[Provided data start]

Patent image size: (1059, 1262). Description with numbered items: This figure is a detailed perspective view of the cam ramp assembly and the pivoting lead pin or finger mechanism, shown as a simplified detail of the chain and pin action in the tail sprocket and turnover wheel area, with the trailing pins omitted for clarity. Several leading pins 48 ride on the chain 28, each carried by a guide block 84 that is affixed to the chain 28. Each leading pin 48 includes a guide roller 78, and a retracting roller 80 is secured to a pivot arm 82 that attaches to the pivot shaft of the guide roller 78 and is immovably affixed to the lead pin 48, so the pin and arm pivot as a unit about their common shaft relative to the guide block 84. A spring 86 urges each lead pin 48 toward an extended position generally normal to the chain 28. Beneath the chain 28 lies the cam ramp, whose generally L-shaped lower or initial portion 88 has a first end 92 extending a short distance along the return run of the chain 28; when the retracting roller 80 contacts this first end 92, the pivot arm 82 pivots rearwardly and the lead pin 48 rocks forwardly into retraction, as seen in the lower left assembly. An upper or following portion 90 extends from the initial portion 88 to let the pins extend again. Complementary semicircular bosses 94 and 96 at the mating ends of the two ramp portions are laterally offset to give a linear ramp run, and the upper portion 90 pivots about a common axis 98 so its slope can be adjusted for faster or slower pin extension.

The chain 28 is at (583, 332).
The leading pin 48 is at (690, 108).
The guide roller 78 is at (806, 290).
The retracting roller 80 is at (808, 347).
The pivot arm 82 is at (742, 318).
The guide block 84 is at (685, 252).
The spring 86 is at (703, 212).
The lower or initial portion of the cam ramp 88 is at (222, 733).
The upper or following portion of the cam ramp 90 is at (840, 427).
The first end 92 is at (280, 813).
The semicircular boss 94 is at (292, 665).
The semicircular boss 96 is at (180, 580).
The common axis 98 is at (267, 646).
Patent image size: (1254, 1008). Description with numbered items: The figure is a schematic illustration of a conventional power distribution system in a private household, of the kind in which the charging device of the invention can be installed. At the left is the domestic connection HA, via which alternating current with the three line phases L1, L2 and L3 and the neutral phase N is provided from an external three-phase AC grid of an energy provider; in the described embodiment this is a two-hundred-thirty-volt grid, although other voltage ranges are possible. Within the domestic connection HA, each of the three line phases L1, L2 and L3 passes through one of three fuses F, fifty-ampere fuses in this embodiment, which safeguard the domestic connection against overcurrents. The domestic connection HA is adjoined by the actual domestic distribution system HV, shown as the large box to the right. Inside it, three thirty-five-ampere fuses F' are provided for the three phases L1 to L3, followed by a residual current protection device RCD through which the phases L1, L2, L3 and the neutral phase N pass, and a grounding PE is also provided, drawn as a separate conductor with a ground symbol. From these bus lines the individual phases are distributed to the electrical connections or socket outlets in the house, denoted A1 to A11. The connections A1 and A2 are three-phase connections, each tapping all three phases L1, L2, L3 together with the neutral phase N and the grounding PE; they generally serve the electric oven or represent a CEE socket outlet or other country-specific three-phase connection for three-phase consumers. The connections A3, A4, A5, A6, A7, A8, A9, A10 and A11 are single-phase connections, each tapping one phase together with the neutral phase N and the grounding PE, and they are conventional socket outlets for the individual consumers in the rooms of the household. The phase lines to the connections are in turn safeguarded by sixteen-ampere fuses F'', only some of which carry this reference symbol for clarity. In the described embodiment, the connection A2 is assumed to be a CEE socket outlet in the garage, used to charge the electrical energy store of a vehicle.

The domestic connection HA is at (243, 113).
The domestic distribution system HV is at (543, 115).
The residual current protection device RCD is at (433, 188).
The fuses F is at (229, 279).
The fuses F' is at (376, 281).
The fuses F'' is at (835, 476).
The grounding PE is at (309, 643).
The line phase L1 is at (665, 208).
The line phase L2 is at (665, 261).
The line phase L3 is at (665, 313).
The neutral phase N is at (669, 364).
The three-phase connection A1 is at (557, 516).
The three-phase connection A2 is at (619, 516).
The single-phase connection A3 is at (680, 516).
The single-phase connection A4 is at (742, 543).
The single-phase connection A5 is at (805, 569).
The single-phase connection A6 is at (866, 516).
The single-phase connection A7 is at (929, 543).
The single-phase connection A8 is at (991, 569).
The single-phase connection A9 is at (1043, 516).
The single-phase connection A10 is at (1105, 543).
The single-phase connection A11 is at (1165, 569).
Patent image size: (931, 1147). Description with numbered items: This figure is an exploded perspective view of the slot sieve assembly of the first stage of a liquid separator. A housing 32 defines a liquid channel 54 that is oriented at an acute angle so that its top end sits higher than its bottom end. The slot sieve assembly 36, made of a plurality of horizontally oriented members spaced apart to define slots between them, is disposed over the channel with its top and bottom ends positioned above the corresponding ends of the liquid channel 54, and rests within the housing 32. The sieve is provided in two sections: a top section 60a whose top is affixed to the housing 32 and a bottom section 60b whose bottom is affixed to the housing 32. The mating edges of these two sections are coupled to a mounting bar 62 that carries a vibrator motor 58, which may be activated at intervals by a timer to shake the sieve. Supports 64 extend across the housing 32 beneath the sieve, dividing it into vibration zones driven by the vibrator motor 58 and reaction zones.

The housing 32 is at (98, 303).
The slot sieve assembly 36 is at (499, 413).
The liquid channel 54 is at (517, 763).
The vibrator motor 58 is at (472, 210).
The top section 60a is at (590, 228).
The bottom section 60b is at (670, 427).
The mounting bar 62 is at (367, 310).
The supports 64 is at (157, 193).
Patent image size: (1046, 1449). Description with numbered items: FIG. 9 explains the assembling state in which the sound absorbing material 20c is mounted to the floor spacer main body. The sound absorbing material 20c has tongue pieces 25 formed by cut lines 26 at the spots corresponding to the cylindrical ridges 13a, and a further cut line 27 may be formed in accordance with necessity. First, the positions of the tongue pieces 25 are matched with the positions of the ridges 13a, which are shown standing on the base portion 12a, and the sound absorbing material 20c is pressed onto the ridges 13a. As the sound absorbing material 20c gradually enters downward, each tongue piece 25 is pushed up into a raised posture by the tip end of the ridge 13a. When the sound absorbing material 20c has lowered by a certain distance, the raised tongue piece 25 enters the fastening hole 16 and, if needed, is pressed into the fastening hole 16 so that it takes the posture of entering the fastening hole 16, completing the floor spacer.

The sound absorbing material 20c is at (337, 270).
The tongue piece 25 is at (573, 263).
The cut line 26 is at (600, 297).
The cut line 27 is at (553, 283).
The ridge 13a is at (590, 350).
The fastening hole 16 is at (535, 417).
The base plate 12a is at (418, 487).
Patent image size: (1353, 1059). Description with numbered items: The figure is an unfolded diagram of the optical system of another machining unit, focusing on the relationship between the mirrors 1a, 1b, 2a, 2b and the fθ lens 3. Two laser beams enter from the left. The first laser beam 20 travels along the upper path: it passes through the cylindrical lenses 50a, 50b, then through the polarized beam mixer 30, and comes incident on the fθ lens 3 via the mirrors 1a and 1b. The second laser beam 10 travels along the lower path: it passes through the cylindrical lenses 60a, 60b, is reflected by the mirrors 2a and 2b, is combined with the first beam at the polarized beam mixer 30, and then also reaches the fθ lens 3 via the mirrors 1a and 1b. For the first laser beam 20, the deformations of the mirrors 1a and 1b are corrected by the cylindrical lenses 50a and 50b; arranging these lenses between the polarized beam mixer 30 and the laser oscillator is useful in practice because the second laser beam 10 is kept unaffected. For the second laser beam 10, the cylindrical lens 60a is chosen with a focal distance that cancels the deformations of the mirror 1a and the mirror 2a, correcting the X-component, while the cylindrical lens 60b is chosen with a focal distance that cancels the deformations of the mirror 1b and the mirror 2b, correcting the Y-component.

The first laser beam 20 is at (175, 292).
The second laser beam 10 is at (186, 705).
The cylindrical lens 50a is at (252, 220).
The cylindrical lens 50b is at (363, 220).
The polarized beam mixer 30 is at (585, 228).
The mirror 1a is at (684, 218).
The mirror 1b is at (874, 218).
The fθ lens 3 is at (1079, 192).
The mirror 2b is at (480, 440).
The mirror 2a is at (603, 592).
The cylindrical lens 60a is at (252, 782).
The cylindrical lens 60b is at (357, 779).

[Provided data end]

| What to work on |
Could you retype the entries word for word, starting from the very first line through the line holding "The retracting roller 80 is at (808, 347).", with both ends included?

| Reply |
Patent image size: (1059, 1262). Description with numbered items: This figure is a detailed perspective view of the cam ramp assembly and the pivoting lead pin or finger mechanism, shown as a simplified detail of the chain and pin action in the tail sprocket and turnover wheel area, with the trailing pins omitted for clarity. Several leading pins 48 ride on the chain 28, each carried by a guide block 84 that is affixed to the chain 28. Each leading pin 48 includes a guide roller 78, and a retracting roller 80 is secured to a pivot arm 82 that attaches to the pivot shaft of the guide roller 78 and is immovably affixed to the lead pin 48, so the pin and arm pivot as a unit about their common shaft relative to the guide block 84. A spring 86 urges each lead pin 48 toward an extended position generally normal to the chain 28. Beneath the chain 28 lies the cam ramp, whose generally L-shaped lower or initial portion 88 has a first end 92 extending a short distance along the return run of the chain 28; when the retracting roller 80 contacts this first end 92, the pivot arm 82 pivots rearwardly and the lead pin 48 rocks forwardly into retraction, as seen in the lower left assembly. An upper or following portion 90 extends from the initial portion 88 to let the pins extend again. Complementary semicircular bosses 94 and 96 at the mating ends of the two ramp portions are laterally offset to give a linear ramp run, and the upper portion 90 pivots about a common axis 98 so its slope can be adjusted for faster or slower pin extension.

The chain 28 is at (583, 332).
The leading pin 48 is at (690, 108).
The guide roller 78 is at (806, 290).
The retracting roller 80 is at (808, 347).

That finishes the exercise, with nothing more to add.